## The exercise
Which lines hold the word "南京条约"? Copy each one.
— BEGIN Data in this exercise —
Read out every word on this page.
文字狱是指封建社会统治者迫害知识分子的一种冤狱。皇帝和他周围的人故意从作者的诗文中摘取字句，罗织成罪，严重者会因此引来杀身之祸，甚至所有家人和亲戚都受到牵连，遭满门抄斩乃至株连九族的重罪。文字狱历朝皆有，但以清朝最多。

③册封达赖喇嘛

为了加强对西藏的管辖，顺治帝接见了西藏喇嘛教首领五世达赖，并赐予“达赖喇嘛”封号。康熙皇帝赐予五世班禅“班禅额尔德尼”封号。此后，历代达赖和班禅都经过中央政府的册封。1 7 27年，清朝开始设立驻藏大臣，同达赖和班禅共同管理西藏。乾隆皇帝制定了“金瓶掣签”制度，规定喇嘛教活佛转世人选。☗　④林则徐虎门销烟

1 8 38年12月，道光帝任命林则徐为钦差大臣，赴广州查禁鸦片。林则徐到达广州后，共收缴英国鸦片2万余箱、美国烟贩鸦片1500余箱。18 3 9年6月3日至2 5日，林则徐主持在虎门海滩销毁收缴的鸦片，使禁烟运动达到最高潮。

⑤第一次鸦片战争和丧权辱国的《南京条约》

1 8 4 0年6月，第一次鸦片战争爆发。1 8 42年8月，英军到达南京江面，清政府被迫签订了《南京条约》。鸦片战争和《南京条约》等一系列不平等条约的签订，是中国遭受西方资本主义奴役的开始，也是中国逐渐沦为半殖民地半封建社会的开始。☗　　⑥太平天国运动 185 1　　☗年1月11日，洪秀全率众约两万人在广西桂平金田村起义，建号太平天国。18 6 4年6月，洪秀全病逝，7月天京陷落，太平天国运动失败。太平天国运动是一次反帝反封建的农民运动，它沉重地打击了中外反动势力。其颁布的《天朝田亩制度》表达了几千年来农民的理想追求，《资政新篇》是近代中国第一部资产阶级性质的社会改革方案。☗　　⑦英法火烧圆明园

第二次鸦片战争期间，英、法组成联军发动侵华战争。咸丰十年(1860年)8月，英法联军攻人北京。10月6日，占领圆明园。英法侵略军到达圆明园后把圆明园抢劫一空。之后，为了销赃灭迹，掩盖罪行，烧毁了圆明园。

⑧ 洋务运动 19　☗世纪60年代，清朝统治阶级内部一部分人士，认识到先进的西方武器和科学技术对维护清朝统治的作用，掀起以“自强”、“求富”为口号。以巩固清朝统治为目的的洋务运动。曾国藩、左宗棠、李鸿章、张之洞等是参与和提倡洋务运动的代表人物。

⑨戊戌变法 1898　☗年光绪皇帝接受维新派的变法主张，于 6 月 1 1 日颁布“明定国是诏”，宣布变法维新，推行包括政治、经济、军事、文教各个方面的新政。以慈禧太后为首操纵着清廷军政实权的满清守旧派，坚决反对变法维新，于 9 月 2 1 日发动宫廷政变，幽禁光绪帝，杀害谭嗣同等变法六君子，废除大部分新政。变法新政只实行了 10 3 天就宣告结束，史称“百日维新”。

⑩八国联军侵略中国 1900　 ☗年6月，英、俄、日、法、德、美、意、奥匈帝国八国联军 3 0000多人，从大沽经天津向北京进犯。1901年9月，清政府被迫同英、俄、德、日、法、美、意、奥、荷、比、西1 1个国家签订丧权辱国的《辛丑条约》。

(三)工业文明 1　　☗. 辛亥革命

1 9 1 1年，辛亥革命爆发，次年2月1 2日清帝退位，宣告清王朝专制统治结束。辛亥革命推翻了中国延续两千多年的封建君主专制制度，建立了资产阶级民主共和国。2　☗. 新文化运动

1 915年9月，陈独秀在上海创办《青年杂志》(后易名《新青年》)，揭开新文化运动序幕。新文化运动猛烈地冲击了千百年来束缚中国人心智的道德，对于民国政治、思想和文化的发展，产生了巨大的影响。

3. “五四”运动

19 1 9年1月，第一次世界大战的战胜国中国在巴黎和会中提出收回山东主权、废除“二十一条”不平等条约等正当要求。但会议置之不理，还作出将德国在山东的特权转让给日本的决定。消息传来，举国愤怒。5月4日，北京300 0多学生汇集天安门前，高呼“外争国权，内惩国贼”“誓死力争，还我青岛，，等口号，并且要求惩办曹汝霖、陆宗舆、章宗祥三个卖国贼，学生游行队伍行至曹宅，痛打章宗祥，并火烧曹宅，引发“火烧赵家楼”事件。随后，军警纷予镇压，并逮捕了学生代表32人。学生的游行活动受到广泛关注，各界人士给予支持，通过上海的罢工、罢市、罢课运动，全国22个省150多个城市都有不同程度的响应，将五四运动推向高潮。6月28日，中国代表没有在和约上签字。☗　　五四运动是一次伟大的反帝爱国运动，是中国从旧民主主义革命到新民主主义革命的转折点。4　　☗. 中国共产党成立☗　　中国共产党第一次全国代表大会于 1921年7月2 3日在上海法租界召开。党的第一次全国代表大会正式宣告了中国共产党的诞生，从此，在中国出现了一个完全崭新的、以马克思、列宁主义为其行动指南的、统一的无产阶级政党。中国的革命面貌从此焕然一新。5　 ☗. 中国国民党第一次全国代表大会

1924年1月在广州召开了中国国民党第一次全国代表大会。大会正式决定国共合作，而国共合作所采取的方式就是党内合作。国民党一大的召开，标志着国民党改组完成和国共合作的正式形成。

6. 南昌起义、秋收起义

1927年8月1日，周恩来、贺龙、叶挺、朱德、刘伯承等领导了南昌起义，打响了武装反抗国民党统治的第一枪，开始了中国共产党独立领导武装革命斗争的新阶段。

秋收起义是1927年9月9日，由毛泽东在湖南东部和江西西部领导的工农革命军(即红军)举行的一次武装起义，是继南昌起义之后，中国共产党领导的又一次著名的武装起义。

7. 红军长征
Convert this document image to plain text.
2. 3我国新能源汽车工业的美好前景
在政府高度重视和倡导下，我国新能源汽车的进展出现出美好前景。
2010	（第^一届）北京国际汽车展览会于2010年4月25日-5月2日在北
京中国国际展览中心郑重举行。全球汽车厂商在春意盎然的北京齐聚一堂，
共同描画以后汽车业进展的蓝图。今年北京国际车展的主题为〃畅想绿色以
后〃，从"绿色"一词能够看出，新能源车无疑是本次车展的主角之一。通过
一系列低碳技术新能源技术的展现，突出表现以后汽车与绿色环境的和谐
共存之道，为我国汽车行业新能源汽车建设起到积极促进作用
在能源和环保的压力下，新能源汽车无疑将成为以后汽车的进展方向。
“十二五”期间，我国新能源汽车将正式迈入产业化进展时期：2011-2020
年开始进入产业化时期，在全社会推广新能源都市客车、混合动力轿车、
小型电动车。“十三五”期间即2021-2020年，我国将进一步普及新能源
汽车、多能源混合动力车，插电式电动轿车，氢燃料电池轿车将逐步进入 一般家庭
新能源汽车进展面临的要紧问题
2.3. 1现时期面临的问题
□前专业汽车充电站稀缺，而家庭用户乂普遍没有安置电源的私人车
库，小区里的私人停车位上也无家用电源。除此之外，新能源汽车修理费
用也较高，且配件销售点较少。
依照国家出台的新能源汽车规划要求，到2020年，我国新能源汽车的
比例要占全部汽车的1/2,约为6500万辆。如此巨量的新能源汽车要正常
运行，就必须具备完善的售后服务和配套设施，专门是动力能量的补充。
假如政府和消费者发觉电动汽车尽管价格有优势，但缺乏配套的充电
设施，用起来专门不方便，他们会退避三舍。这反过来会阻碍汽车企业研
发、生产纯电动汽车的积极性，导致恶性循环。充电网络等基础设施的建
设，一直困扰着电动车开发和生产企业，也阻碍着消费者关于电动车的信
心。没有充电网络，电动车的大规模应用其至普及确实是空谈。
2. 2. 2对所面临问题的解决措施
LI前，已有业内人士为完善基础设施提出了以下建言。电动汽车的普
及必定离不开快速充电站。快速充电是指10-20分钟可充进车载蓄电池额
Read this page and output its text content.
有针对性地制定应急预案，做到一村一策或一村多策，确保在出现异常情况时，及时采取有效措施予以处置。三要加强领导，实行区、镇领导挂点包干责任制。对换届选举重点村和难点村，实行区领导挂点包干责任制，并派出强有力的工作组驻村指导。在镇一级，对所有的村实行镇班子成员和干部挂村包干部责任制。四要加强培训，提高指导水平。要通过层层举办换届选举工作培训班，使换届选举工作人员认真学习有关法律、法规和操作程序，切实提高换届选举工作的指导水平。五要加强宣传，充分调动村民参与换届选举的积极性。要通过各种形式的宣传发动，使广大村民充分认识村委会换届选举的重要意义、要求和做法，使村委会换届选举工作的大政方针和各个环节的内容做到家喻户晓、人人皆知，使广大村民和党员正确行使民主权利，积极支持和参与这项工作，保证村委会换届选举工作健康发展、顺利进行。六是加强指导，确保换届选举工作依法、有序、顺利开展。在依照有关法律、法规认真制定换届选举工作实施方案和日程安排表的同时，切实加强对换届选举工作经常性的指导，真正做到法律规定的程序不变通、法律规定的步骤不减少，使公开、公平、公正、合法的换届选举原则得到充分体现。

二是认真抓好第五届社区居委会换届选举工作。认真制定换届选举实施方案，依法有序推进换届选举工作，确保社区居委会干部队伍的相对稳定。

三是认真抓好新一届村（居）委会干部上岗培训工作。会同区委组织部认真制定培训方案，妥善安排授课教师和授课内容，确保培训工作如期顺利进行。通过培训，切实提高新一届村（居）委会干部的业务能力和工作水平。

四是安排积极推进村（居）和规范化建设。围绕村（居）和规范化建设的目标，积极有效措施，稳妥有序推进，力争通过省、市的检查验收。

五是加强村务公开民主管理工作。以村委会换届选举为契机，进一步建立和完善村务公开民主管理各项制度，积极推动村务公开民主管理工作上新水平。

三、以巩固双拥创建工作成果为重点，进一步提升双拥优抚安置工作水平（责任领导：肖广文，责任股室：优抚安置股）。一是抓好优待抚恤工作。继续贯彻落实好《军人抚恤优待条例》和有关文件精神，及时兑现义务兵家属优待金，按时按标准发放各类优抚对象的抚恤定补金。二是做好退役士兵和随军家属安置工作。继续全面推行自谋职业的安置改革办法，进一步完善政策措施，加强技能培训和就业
— END Data in this exercise —
## Exercise answer
⑤第一次鸦片战争和丧权辱国的《南京条约》
1 8 4 0年6月，第一次鸦片战争爆发。1 8 42年8月，英军到达南京江面，清政府被迫签订了《南京条约》。鸦片战争和《南京条约》等一系列不平等条约的签订，是中国遭受西方资本主义奴役的开始，也是中国逐渐沦为半殖民地半封建社会的开始。☗　　⑥太平天国运动 185 1　　☗年1月11日，洪秀全率众约两万人在广西桂平金田村起义，建号太平天国。18 6 4年6月，洪秀全病逝，7月天京陷落，太平天国运动失败。太平天国运动是一次反帝反封建的农民运动，它沉重地打击了中外反动势力。其颁布的《天朝田亩制度》表达了几千年来农民的理想追求，《资政新篇》是近代中国第一部资产阶级性质的社会改革方案。☗　　⑦英法火烧圆明园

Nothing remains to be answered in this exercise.